**Instrucción de trabajo**
Enumere, en el orden en que aparecen, todos los textos que el fragmento sobre la Presencia que hace que la vida sea vida pone entre comillas angulares («»).

***** Fragmento del documento *****

Una Presencia que hace que la vida sea vida
Me ha sorprendido leer, este verano, unas líneas de uno de los más grandes teólogos del siglo pasado, Hans Urs Von Balthasar, que dice: «Pensamos que la vida vive por sí misma, se da por supuesta. Nadie escucha, ni siquiera por un segundo, los latidos de su corazón. Ni ve las horas y horas que le regala». El espectáculo de Allevi es que percibió el «don» de vivir, ¡y esto cambió su modo de estar en el hospital! ¡Cómo puede cambiar nuestro vivir en el mundo real! Estar en la consulta, o en una habitación de hospital, asfixiándose; o tener la oportunidad de vivir respirando. Porque, si fueras plenamente consciente de lo que eres, vivirías únicamente de este don que te llega constantemente. ¿Buscas la prueba de que esto es así? ¡Tú eres la prueba de que Otro te está haciendo ahora! No necesitamos buscarla en otra parte. Somos la prueba de Alguien que nos ama hasta el punto de darnos ahora la vida: «Os he amado con amor eterno y me he apiadado de vuestra nada» dándoos la vida. Por eso, solo podremos vivir con esta intensidad y soportarnos a nosotros mismos si nos educamos en la posibilidad no de vivir fuera de lo real, ¡sino de vivir lo real en su verdad! Sin detenernos en las apariencias, sin quedarnos en el umbral, sino reconociendo el «Tú», esa Presencia que hace que la vida sea vida. Y este es un trabajo que hay que hacer. Porque, como vemos, solo quien lo hace, solo quien acepta recorrer este itinerario y educarse en esta mirada, podrá disfrutar de cada momento con esta plenitud. De lo contrario, tendrá que conformarse con la decepción. A cada uno de nosotros nos toca dar la respuesta a este desafío.
[1] Se refiere a presentaciones precedentes
[2] Localidad de la provincia de Bérgamo donde el autor da clase.
[3] En el verano del 2022, el escritor, director de orquesta y compositor italiano anunció que padecía una dura enfermedad: un mieloma múltiple. En la edición de 2024 del Festival de San Remó contó su experiencia.
- Intervención en la Fundación San Miguel Arcángel donde Julián Carrón realiza desde hace algunos años una presentación sistemática (Texto no revisado por el autor).

***** Datos proporcionados *****

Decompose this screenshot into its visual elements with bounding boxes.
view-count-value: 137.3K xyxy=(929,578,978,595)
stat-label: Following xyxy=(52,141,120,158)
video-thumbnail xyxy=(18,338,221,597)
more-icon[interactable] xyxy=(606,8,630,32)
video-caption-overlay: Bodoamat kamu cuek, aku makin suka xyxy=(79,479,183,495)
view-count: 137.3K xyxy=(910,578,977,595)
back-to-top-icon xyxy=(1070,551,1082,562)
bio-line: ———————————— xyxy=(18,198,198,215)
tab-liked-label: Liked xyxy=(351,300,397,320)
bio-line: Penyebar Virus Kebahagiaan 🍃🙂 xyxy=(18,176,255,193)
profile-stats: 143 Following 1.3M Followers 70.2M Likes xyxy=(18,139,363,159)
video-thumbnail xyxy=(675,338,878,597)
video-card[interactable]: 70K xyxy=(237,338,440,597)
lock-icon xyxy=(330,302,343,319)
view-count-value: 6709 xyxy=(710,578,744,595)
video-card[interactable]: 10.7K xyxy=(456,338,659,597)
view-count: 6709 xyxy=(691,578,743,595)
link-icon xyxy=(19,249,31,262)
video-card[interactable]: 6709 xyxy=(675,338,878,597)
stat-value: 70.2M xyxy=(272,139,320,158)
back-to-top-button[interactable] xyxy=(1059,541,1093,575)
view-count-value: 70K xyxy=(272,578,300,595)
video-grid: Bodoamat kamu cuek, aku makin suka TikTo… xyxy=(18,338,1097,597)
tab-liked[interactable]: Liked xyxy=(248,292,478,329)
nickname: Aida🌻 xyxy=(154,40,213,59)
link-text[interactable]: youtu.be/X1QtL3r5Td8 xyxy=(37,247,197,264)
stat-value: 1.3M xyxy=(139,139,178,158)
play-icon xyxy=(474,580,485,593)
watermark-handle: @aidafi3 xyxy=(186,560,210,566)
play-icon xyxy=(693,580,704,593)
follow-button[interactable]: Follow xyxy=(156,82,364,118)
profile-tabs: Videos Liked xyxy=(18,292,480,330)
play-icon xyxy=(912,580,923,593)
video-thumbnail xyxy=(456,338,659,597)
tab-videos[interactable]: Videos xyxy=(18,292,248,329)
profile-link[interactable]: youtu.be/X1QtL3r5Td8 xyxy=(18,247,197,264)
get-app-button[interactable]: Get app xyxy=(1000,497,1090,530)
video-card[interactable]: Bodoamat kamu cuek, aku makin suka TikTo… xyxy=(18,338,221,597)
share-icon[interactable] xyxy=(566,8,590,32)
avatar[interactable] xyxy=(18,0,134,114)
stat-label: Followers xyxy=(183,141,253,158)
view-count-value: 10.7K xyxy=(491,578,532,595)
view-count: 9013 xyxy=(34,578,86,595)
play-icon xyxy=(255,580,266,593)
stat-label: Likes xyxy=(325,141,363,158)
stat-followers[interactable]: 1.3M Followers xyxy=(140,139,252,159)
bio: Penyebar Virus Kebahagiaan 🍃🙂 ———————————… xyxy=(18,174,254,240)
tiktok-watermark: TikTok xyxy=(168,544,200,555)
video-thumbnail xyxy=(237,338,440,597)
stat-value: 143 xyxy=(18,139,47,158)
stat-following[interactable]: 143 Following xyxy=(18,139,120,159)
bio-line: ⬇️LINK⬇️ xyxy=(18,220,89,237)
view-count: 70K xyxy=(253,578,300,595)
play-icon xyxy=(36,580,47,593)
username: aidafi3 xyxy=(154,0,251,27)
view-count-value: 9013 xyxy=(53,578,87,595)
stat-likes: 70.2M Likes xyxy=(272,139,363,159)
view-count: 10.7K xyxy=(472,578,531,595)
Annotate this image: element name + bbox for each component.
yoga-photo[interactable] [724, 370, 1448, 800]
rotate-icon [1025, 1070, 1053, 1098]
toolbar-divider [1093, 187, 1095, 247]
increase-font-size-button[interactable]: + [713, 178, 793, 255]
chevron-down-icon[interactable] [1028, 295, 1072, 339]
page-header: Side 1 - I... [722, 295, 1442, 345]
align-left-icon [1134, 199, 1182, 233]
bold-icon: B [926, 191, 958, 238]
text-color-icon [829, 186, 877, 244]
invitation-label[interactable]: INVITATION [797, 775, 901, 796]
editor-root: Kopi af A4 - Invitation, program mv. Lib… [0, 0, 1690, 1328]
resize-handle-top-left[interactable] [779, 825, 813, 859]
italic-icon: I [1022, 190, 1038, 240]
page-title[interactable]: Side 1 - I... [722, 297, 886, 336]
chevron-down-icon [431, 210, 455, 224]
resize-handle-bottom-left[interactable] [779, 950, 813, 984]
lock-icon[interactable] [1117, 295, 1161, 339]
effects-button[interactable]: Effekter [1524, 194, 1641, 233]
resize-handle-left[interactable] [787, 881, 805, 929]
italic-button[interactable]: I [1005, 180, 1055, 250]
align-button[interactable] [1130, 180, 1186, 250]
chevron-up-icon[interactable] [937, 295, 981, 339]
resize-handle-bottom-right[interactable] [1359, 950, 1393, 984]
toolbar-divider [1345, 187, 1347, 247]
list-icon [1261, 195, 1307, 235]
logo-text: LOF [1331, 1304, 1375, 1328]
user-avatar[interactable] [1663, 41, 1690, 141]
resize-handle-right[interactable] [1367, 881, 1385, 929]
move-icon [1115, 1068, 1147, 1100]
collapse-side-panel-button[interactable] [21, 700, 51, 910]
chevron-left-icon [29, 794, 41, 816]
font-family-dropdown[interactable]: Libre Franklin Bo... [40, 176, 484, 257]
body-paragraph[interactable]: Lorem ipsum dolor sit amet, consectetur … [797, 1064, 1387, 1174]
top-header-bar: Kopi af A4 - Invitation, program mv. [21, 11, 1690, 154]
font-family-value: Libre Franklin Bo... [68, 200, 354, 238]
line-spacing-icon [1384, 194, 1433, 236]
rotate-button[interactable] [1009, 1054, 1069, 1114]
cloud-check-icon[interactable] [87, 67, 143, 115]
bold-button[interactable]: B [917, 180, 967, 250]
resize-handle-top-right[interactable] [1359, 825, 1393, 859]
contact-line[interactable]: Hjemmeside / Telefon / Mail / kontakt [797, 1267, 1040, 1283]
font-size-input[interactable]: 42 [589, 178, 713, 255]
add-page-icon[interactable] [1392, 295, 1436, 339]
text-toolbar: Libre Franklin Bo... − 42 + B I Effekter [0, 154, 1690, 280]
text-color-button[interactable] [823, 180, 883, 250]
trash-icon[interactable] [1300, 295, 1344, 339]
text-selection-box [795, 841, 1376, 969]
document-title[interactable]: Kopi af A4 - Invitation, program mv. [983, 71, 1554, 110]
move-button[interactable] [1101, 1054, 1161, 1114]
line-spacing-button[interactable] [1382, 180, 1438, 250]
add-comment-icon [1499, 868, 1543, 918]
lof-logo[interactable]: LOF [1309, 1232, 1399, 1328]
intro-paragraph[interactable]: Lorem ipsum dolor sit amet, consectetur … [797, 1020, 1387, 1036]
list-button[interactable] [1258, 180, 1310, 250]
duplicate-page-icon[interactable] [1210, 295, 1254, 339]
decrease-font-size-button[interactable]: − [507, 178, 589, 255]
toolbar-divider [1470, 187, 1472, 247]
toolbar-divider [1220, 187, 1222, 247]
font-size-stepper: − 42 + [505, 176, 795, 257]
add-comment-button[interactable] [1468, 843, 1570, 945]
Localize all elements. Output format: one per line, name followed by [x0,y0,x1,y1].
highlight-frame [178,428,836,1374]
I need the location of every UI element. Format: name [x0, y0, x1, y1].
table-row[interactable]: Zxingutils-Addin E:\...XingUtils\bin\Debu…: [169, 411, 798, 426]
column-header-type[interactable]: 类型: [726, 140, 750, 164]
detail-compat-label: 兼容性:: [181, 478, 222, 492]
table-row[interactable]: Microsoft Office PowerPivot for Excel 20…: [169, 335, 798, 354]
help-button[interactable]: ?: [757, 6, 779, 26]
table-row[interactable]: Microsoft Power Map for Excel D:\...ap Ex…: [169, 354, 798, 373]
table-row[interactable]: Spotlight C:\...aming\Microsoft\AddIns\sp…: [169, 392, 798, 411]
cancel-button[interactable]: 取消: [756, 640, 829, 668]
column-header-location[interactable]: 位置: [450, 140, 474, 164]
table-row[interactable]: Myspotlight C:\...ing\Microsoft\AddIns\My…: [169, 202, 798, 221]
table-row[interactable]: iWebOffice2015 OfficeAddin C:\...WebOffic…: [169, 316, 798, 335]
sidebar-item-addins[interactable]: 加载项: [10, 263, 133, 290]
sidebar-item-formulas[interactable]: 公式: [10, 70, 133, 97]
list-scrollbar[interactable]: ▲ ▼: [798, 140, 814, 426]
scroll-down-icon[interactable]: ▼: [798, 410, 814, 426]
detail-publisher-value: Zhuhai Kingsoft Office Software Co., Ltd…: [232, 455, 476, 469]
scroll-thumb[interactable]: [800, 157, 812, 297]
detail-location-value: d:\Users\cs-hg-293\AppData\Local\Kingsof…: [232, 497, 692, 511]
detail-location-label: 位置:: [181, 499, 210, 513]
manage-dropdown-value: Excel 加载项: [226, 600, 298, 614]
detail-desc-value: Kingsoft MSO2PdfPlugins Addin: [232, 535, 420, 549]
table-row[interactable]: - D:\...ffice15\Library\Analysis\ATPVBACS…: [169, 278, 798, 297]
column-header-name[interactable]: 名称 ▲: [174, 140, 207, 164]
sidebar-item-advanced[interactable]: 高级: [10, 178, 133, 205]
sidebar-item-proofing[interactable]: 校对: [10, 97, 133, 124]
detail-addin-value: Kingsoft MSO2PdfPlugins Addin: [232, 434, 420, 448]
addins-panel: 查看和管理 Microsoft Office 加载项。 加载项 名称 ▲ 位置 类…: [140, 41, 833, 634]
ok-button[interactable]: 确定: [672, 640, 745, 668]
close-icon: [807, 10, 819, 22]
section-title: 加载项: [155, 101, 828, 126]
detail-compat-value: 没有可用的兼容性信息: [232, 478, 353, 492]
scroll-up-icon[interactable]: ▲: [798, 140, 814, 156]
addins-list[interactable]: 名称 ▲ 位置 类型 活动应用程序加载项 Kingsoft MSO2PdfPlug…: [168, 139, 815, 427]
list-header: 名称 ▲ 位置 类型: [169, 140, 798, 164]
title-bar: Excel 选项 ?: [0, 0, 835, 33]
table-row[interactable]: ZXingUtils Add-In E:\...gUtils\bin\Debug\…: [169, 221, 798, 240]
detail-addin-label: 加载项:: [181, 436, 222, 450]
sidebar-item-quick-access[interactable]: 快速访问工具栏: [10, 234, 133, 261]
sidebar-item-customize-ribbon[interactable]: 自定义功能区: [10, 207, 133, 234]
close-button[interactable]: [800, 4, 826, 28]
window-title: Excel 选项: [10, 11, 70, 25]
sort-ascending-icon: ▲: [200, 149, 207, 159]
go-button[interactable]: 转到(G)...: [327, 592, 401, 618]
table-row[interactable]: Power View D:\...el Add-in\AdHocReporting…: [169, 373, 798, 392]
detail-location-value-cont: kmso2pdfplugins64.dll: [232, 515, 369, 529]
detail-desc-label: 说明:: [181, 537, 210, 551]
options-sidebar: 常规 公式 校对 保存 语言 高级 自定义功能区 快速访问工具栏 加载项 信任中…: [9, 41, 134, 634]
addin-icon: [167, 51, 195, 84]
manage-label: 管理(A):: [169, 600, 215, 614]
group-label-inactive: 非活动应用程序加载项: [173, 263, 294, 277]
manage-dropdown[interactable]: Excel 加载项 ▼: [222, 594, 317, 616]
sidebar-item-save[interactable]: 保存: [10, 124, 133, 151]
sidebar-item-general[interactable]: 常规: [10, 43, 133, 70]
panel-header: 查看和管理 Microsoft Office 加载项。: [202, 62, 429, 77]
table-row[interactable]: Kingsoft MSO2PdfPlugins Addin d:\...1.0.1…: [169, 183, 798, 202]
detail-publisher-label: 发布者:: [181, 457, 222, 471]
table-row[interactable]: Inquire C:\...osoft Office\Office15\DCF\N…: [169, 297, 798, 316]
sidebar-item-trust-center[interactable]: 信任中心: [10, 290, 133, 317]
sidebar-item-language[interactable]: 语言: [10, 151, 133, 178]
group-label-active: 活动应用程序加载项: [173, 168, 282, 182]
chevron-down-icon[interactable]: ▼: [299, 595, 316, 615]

*****

**Respuesta a la tarea**
1. «Pensamos que la vida vive por sí misma, se da por supuesta. Nadie escucha, ni siquiera por un segundo, los latidos de su corazón. Ni ve las horas y horas que le regala»
2. «don»
3. «Os he amado con amor eterno y me he apiadado de vuestra nada»
4. «Tú»